[Begin Material provided]
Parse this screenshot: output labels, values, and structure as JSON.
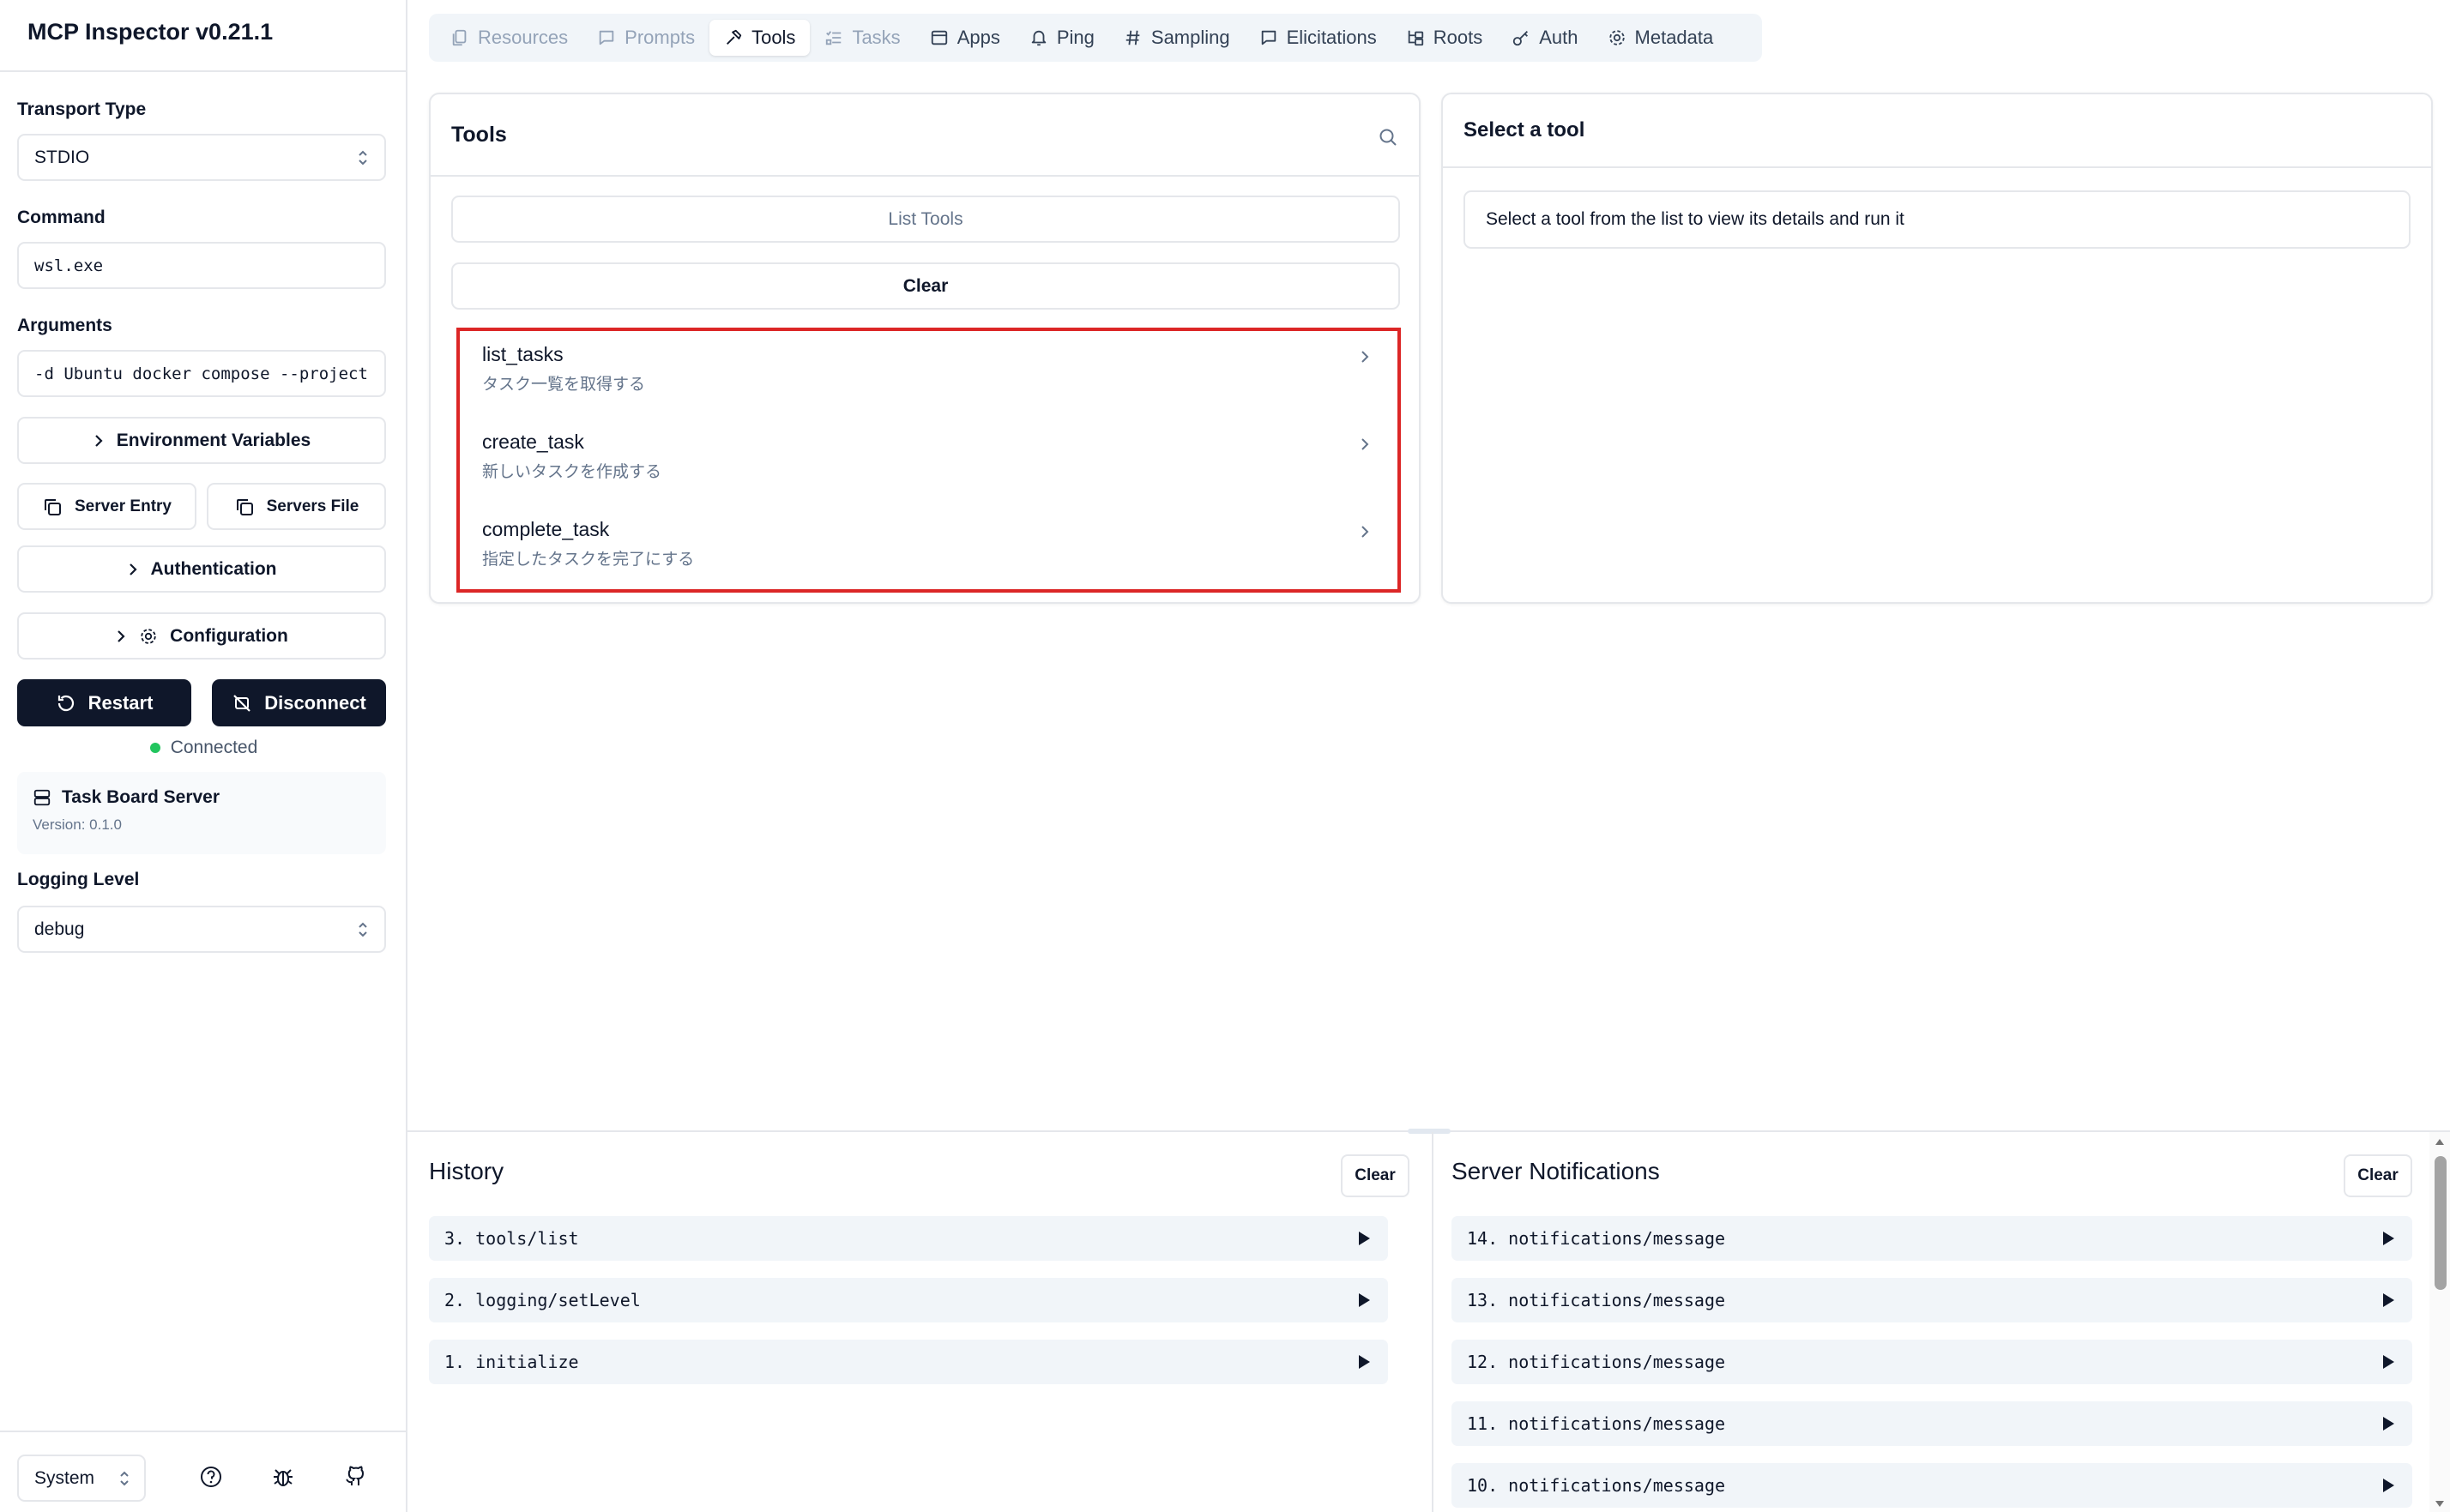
{
  "app": {
    "title": "MCP Inspector v0.21.1"
  },
  "sidebar": {
    "transport_label": "Transport Type",
    "transport_value": "STDIO",
    "command_label": "Command",
    "command_value": "wsl.exe",
    "arguments_label": "Arguments",
    "arguments_value": "-d Ubuntu docker compose --project",
    "env_vars_label": "Environment Variables",
    "server_entry_label": "Server Entry",
    "servers_file_label": "Servers File",
    "authentication_label": "Authentication",
    "configuration_label": "Configuration",
    "restart_label": "Restart",
    "disconnect_label": "Disconnect",
    "status_text": "Connected",
    "status_color": "#22c55e",
    "server_name": "Task Board Server",
    "server_version": "Version: 0.1.0",
    "logging_label": "Logging Level",
    "logging_value": "debug",
    "theme_value": "System"
  },
  "tabs": [
    {
      "label": "Resources",
      "icon": "files-icon",
      "state": "disabled"
    },
    {
      "label": "Prompts",
      "icon": "message-square-icon",
      "state": "disabled"
    },
    {
      "label": "Tools",
      "icon": "hammer-icon",
      "state": "active"
    },
    {
      "label": "Tasks",
      "icon": "list-todo-icon",
      "state": "disabled"
    },
    {
      "label": "Apps",
      "icon": "app-window-icon",
      "state": "normal"
    },
    {
      "label": "Ping",
      "icon": "bell-icon",
      "state": "normal"
    },
    {
      "label": "Sampling",
      "icon": "hash-icon",
      "state": "normal"
    },
    {
      "label": "Elicitations",
      "icon": "message-square-icon",
      "state": "normal"
    },
    {
      "label": "Roots",
      "icon": "folder-tree-icon",
      "state": "normal"
    },
    {
      "label": "Auth",
      "icon": "key-icon",
      "state": "normal"
    },
    {
      "label": "Metadata",
      "icon": "gear-icon",
      "state": "normal"
    }
  ],
  "tools_panel": {
    "title": "Tools",
    "list_tools_label": "List Tools",
    "clear_label": "Clear",
    "items": [
      {
        "name": "list_tasks",
        "description": "タスク一覧を取得する"
      },
      {
        "name": "create_task",
        "description": "新しいタスクを作成する"
      },
      {
        "name": "complete_task",
        "description": "指定したタスクを完了にする"
      }
    ],
    "highlight_color": "#dc2626"
  },
  "detail_panel": {
    "title": "Select a tool",
    "info": "Select a tool from the list to view its details and run it"
  },
  "history": {
    "title": "History",
    "clear_label": "Clear",
    "entries": [
      "3. tools/list",
      "2. logging/setLevel",
      "1. initialize"
    ]
  },
  "notifications": {
    "title": "Server Notifications",
    "clear_label": "Clear",
    "entries": [
      "14. notifications/message",
      "13. notifications/message",
      "12. notifications/message",
      "11. notifications/message",
      "10. notifications/message"
    ]
  }
}
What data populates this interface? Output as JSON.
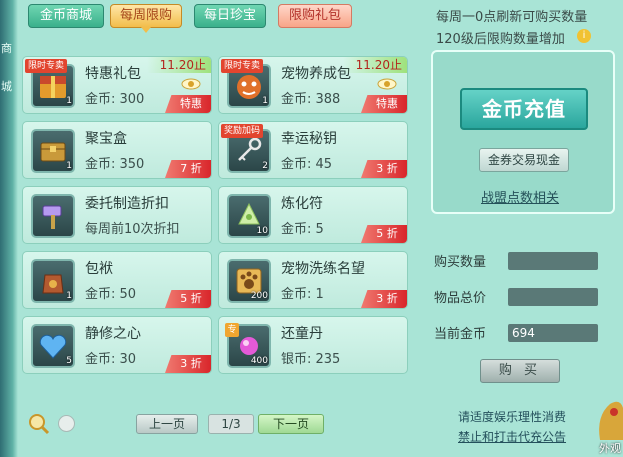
{
  "left_deco": {
    "chars": [
      "商",
      "城"
    ]
  },
  "tabs": [
    {
      "label": "金币商城",
      "active": false
    },
    {
      "label": "每周限购",
      "active": true
    },
    {
      "label": "每日珍宝",
      "active": false
    },
    {
      "label": "限购礼包",
      "active": false
    }
  ],
  "items": [
    {
      "name": "特惠礼包",
      "price": "金币: 300",
      "discount": "特惠",
      "deadline": "11.20止",
      "ribbon": "限时专卖",
      "qty": "1",
      "icon": "gift-chest-icon"
    },
    {
      "name": "宠物养成包",
      "price": "金币: 388",
      "discount": "特惠",
      "deadline": "11.20止",
      "ribbon": "限时专卖",
      "qty": "1",
      "icon": "pet-pack-icon"
    },
    {
      "name": "聚宝盒",
      "price": "金币: 350",
      "discount": "7 折",
      "qty": "1",
      "icon": "treasure-box-icon"
    },
    {
      "name": "幸运秘钥",
      "price": "金币: 45",
      "discount": "3 折",
      "ribbon": "奖励加码",
      "qty": "2",
      "icon": "key-icon"
    },
    {
      "name": "委托制造折扣",
      "price": "每周前10次折扣",
      "icon": "hammer-icon"
    },
    {
      "name": "炼化符",
      "price": "金币: 5",
      "discount": "5 折",
      "qty": "10",
      "icon": "talisman-icon"
    },
    {
      "name": "包袱",
      "price": "金币: 50",
      "discount": "5 折",
      "qty": "1",
      "icon": "bag-icon"
    },
    {
      "name": "宠物洗练名望",
      "price": "金币: 1",
      "discount": "3 折",
      "qty": "200",
      "icon": "paw-badge-icon"
    },
    {
      "name": "静修之心",
      "price": "金币: 30",
      "discount": "3 折",
      "qty": "5",
      "icon": "heart-gem-icon"
    },
    {
      "name": "还童丹",
      "price": "银币: 235",
      "qty": "400",
      "badge": "专",
      "icon": "pill-icon"
    }
  ],
  "pager": {
    "prev": "上一页",
    "page": "1/3",
    "next": "下一页"
  },
  "right": {
    "notice1": "每周一0点刷新可购买数量",
    "notice2": "120级后限购数量增加",
    "charge": "金币充值",
    "exchange": "金券交易现金",
    "alliance": "战盟点数相关",
    "buy_qty_label": "购买数量",
    "total_label": "物品总价",
    "current_label": "当前金币",
    "buy_qty_value": "",
    "total_value": "",
    "current_value": "694",
    "buy": "购 买",
    "footer1": "请适度娱乐理性消费",
    "footer2": "禁止和打击代充公告",
    "appearance": "外观"
  }
}
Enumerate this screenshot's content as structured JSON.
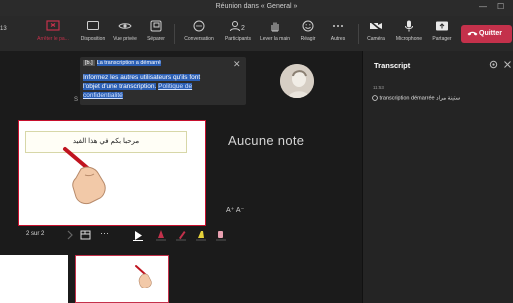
{
  "window": {
    "title": "Réunion dans « General »",
    "minimize": "—",
    "maximize": "☐"
  },
  "toolbar": {
    "left_items": [
      {
        "label": "Arrêter le pa...",
        "icon": "stop-sharing-icon",
        "active": true
      },
      {
        "label": "Disposition",
        "icon": "layout-icon"
      },
      {
        "label": "Vue privée",
        "icon": "eye-icon"
      },
      {
        "label": "Séparer",
        "icon": "pop-out-icon"
      },
      {
        "label": "Conversation",
        "icon": "chat-icon"
      },
      {
        "label": "Participants",
        "icon": "participants-icon",
        "badge": "2"
      },
      {
        "label": "Lever la main",
        "icon": "raise-hand-icon"
      },
      {
        "label": "Réagir",
        "icon": "react-icon"
      },
      {
        "label": "Autres",
        "icon": "more-icon"
      }
    ],
    "right_items": [
      {
        "label": "Caméra",
        "icon": "camera-off-icon"
      },
      {
        "label": "Microphone",
        "icon": "microphone-icon"
      },
      {
        "label": "Partager",
        "icon": "share-icon"
      }
    ],
    "quit_label": "Quitter",
    "counter": "13"
  },
  "notification": {
    "tag": "[b.]",
    "head": "La transcription a démarré",
    "body_line1": "Informez les autres utilisateurs qu'ils font",
    "body_line2": "l'objet d'une transcription.",
    "body_link": "Politique de",
    "body_line3": "confidentialité"
  },
  "stage": {
    "s_label": "S",
    "slide_text": "مرحبا بكم في هذا الفيد",
    "notes_placeholder": "Aucune note",
    "font_size_controls": "A⁺  A⁻",
    "page_indicator": "2 sur 2"
  },
  "transcript": {
    "title": "Transcript",
    "time": "11:53",
    "entry_text": "transcription démarrée",
    "entry_name": "ستينة مراد"
  },
  "colors": {
    "accent_red": "#c4314b",
    "highlight_blue": "#2b5fb5"
  }
}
[End Material provided]
Your task is an exact transcription of all the data, minus the pictures.

Parse this screenshot: output labels, values, and structure as JSON.
{
  "app": {
    "title": "MCP Inspector v0.21.1"
  },
  "sidebar": {
    "transport_label": "Transport Type",
    "transport_value": "STDIO",
    "command_label": "Command",
    "command_value": "wsl.exe",
    "arguments_label": "Arguments",
    "arguments_value": "-d Ubuntu docker compose --project",
    "env_vars_label": "Environment Variables",
    "server_entry_label": "Server Entry",
    "servers_file_label": "Servers File",
    "authentication_label": "Authentication",
    "configuration_label": "Configuration",
    "restart_label": "Restart",
    "disconnect_label": "Disconnect",
    "status_text": "Connected",
    "status_color": "#22c55e",
    "server_name": "Task Board Server",
    "server_version": "Version: 0.1.0",
    "logging_label": "Logging Level",
    "logging_value": "debug",
    "theme_value": "System"
  },
  "tabs": [
    {
      "label": "Resources",
      "icon": "files-icon",
      "state": "disabled"
    },
    {
      "label": "Prompts",
      "icon": "message-square-icon",
      "state": "disabled"
    },
    {
      "label": "Tools",
      "icon": "hammer-icon",
      "state": "active"
    },
    {
      "label": "Tasks",
      "icon": "list-todo-icon",
      "state": "disabled"
    },
    {
      "label": "Apps",
      "icon": "app-window-icon",
      "state": "normal"
    },
    {
      "label": "Ping",
      "icon": "bell-icon",
      "state": "normal"
    },
    {
      "label": "Sampling",
      "icon": "hash-icon",
      "state": "normal"
    },
    {
      "label": "Elicitations",
      "icon": "message-square-icon",
      "state": "normal"
    },
    {
      "label": "Roots",
      "icon": "folder-tree-icon",
      "state": "normal"
    },
    {
      "label": "Auth",
      "icon": "key-icon",
      "state": "normal"
    },
    {
      "label": "Metadata",
      "icon": "gear-icon",
      "state": "normal"
    }
  ],
  "tools_panel": {
    "title": "Tools",
    "list_tools_label": "List Tools",
    "clear_label": "Clear",
    "items": [
      {
        "name": "list_tasks",
        "description": "タスク一覧を取得する"
      },
      {
        "name": "create_task",
        "description": "新しいタスクを作成する"
      },
      {
        "name": "complete_task",
        "description": "指定したタスクを完了にする"
      }
    ],
    "highlight_color": "#dc2626"
  },
  "detail_panel": {
    "title": "Select a tool",
    "info": "Select a tool from the list to view its details and run it"
  },
  "history": {
    "title": "History",
    "clear_label": "Clear",
    "entries": [
      "3. tools/list",
      "2. logging/setLevel",
      "1. initialize"
    ]
  },
  "notifications": {
    "title": "Server Notifications",
    "clear_label": "Clear",
    "entries": [
      "14. notifications/message",
      "13. notifications/message",
      "12. notifications/message",
      "11. notifications/message",
      "10. notifications/message"
    ]
  }
}
What data populates this interface? Output as JSON.
{
  "left_deco": {
    "chars": [
      "商",
      "城"
    ]
  },
  "tabs": [
    {
      "label": "金币商城",
      "active": false
    },
    {
      "label": "每周限购",
      "active": true
    },
    {
      "label": "每日珍宝",
      "active": false
    },
    {
      "label": "限购礼包",
      "active": false
    }
  ],
  "items": [
    {
      "name": "特惠礼包",
      "price": "金币: 300",
      "discount": "特惠",
      "deadline": "11.20止",
      "ribbon": "限时专卖",
      "qty": "1",
      "icon": "gift-chest-icon"
    },
    {
      "name": "宠物养成包",
      "price": "金币: 388",
      "discount": "特惠",
      "deadline": "11.20止",
      "ribbon": "限时专卖",
      "qty": "1",
      "icon": "pet-pack-icon"
    },
    {
      "name": "聚宝盒",
      "price": "金币: 350",
      "discount": "7 折",
      "qty": "1",
      "icon": "treasure-box-icon"
    },
    {
      "name": "幸运秘钥",
      "price": "金币: 45",
      "discount": "3 折",
      "ribbon": "奖励加码",
      "qty": "2",
      "icon": "key-icon"
    },
    {
      "name": "委托制造折扣",
      "price": "每周前10次折扣",
      "icon": "hammer-icon"
    },
    {
      "name": "炼化符",
      "price": "金币: 5",
      "discount": "5 折",
      "qty": "10",
      "icon": "talisman-icon"
    },
    {
      "name": "包袱",
      "price": "金币: 50",
      "discount": "5 折",
      "qty": "1",
      "icon": "bag-icon"
    },
    {
      "name": "宠物洗练名望",
      "price": "金币: 1",
      "discount": "3 折",
      "qty": "200",
      "icon": "paw-badge-icon"
    },
    {
      "name": "静修之心",
      "price": "金币: 30",
      "discount": "3 折",
      "qty": "5",
      "icon": "heart-gem-icon"
    },
    {
      "name": "还童丹",
      "price": "银币: 235",
      "qty": "400",
      "badge": "专",
      "icon": "pill-icon"
    }
  ],
  "pager": {
    "prev": "上一页",
    "page": "1/3",
    "next": "下一页"
  },
  "right": {
    "notice1": "每周一0点刷新可购买数量",
    "notice2": "120级后限购数量增加",
    "charge": "金币充值",
    "exchange": "金券交易现金",
    "alliance": "战盟点数相关",
    "buy_qty_label": "购买数量",
    "total_label": "物品总价",
    "current_label": "当前金币",
    "buy_qty_value": "",
    "total_value": "",
    "current_value": "694",
    "buy": "购 买",
    "footer1": "请适度娱乐理性消费",
    "footer2": "禁止和打击代充公告",
    "appearance": "外观"
  }
}
Enumerate this screenshot's content as structured JSON.
{
  "window": {
    "title": "Réunion dans « General »",
    "minimize": "—",
    "maximize": "☐"
  },
  "toolbar": {
    "left_items": [
      {
        "label": "Arrêter le pa...",
        "icon": "stop-sharing-icon",
        "active": true
      },
      {
        "label": "Disposition",
        "icon": "layout-icon"
      },
      {
        "label": "Vue privée",
        "icon": "eye-icon"
      },
      {
        "label": "Séparer",
        "icon": "pop-out-icon"
      },
      {
        "label": "Conversation",
        "icon": "chat-icon"
      },
      {
        "label": "Participants",
        "icon": "participants-icon",
        "badge": "2"
      },
      {
        "label": "Lever la main",
        "icon": "raise-hand-icon"
      },
      {
        "label": "Réagir",
        "icon": "react-icon"
      },
      {
        "label": "Autres",
        "icon": "more-icon"
      }
    ],
    "right_items": [
      {
        "label": "Caméra",
        "icon": "camera-off-icon"
      },
      {
        "label": "Microphone",
        "icon": "microphone-icon"
      },
      {
        "label": "Partager",
        "icon": "share-icon"
      }
    ],
    "quit_label": "Quitter",
    "counter": "13"
  },
  "notification": {
    "tag": "[b.]",
    "head": "La transcription a démarré",
    "body_line1": "Informez les autres utilisateurs qu'ils font",
    "body_line2": "l'objet d'une transcription.",
    "body_link": "Politique de",
    "body_line3": "confidentialité"
  },
  "stage": {
    "s_label": "S",
    "slide_text": "مرحبا بكم في هذا الفيد",
    "notes_placeholder": "Aucune note",
    "font_size_controls": "A⁺  A⁻",
    "page_indicator": "2 sur 2"
  },
  "transcript": {
    "title": "Transcript",
    "time": "11:53",
    "entry_text": "transcription démarrée",
    "entry_name": "ستينة مراد"
  },
  "colors": {
    "accent_red": "#c4314b",
    "highlight_blue": "#2b5fb5"
  }
}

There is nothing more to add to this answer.